■ **Exercise requirements**
Search the records that follow and extract every line containing the string "makakalibad".

■ **Dataset entries**

__________________________________________________

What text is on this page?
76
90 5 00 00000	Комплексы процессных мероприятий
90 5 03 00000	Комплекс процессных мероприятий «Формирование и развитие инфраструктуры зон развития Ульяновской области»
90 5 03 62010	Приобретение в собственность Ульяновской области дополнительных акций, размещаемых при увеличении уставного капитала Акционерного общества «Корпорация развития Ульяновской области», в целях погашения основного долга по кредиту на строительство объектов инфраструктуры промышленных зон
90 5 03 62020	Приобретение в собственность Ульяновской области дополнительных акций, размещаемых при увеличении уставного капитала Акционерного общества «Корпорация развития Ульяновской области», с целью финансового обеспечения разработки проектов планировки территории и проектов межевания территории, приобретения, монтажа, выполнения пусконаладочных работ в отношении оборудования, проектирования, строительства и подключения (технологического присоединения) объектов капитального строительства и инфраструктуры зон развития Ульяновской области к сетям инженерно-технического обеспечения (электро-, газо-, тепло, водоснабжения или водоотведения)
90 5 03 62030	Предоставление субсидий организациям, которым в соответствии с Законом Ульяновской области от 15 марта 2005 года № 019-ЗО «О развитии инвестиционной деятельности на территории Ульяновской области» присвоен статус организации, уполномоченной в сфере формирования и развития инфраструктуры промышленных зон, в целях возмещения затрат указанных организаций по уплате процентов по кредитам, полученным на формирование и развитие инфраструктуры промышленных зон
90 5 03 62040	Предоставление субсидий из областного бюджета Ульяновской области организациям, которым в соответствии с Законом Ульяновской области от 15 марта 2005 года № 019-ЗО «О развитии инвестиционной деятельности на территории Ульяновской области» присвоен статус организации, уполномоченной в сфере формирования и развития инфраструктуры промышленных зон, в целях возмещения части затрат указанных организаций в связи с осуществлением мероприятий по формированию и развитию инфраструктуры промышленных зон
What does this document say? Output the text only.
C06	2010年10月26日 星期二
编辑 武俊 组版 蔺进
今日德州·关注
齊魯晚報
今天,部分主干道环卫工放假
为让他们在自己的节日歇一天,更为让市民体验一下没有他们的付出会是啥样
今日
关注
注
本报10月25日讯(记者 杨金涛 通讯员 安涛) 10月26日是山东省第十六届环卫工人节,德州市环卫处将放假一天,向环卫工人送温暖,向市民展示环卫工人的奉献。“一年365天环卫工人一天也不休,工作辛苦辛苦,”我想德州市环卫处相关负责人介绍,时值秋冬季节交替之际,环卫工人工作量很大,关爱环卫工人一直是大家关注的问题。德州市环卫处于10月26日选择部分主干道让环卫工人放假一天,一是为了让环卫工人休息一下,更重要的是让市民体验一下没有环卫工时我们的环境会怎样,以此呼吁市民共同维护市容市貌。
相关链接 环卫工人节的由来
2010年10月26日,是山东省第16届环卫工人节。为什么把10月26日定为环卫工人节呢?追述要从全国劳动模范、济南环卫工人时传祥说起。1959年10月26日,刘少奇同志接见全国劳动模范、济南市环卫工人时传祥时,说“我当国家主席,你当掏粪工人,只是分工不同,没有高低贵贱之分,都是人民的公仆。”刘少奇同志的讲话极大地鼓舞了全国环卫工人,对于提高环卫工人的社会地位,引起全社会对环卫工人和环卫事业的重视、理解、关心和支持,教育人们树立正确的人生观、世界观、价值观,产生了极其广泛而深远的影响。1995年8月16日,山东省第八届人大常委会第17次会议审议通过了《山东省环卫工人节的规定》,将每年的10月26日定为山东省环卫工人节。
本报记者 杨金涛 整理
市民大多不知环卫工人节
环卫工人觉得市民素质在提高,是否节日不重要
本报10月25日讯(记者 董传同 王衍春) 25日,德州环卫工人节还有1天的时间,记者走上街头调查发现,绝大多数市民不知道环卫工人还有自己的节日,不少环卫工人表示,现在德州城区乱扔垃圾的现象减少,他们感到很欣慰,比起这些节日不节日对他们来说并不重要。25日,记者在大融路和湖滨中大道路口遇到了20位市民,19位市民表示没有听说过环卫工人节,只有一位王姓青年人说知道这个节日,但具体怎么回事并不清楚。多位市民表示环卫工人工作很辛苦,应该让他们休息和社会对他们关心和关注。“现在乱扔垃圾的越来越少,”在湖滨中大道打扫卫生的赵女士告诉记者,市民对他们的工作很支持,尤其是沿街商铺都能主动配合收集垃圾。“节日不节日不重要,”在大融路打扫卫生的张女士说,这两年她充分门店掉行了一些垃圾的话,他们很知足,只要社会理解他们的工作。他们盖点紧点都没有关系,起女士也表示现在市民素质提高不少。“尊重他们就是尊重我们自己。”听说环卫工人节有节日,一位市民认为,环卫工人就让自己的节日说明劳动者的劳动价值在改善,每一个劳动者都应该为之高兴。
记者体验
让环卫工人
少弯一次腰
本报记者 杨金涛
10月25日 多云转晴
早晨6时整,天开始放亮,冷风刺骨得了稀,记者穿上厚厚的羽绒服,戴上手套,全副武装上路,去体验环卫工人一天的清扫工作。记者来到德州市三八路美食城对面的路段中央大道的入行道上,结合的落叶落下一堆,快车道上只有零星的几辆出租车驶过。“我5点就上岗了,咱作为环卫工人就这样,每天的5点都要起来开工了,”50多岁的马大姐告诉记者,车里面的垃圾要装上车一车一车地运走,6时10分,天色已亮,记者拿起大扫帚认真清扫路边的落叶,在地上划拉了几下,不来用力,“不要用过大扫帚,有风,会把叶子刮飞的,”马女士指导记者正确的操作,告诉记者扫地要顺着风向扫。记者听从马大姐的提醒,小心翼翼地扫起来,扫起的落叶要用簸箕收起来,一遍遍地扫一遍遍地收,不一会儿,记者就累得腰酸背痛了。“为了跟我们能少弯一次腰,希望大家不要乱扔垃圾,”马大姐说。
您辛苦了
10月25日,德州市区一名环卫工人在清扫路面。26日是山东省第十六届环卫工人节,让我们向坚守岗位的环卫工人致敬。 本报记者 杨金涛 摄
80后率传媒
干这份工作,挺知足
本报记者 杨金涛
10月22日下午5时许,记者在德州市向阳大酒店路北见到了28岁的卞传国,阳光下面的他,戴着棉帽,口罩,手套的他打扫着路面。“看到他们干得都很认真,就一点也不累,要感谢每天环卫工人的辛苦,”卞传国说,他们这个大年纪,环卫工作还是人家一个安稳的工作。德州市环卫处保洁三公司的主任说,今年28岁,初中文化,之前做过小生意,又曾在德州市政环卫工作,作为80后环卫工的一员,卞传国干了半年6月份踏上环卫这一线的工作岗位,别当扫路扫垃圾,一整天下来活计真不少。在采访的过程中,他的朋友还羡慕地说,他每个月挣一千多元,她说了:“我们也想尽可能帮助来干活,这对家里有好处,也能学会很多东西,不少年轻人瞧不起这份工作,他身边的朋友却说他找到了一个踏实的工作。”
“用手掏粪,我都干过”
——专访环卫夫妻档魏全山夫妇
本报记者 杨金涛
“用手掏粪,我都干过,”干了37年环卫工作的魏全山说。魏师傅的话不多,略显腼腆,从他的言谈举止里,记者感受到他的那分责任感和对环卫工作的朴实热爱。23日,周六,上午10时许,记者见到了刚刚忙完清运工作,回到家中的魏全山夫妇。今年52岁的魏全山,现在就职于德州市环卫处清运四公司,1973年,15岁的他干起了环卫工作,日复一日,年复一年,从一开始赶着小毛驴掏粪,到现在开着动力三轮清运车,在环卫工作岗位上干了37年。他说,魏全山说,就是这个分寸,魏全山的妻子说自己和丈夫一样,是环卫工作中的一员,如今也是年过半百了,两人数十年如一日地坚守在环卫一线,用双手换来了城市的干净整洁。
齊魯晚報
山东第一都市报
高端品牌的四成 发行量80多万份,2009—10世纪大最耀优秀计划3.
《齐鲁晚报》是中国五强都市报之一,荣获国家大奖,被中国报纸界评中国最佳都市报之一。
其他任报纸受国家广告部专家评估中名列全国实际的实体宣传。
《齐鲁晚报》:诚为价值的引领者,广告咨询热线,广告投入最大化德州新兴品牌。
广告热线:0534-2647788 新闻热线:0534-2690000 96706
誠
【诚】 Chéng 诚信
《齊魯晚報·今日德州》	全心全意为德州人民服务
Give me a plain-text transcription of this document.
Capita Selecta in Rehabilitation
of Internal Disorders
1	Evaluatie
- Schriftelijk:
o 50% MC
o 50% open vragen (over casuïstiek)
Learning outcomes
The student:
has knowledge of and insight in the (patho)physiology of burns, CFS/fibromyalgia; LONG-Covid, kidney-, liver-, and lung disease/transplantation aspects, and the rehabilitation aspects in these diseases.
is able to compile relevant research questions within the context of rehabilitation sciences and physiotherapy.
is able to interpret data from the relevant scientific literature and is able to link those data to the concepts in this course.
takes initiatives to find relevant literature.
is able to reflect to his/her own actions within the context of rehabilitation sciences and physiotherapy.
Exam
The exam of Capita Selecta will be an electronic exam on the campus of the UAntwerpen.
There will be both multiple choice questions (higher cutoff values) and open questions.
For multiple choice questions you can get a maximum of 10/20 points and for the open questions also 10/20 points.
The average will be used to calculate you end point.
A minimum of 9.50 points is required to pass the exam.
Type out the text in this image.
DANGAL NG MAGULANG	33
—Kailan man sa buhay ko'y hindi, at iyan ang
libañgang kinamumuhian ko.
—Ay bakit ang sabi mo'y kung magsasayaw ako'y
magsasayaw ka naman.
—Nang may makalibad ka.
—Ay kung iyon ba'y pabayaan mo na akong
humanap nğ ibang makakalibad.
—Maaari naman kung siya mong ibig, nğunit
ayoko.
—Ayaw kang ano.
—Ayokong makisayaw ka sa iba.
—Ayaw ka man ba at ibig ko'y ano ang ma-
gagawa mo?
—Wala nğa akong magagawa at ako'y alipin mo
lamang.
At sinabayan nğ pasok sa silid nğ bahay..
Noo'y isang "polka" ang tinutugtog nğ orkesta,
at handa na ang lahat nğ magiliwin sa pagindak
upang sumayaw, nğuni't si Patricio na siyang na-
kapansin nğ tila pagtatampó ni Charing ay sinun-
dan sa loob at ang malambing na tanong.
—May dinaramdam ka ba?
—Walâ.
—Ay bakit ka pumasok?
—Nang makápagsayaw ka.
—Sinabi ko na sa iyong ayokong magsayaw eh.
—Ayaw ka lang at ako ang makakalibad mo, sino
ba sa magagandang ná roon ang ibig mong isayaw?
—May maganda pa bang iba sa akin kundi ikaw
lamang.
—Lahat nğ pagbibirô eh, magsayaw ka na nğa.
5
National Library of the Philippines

__________________________________________________

■ **Solved problem**
humanap nğ ibang makakalibad.
—Ayaw ka lang at ako ang makakalibad mo, sino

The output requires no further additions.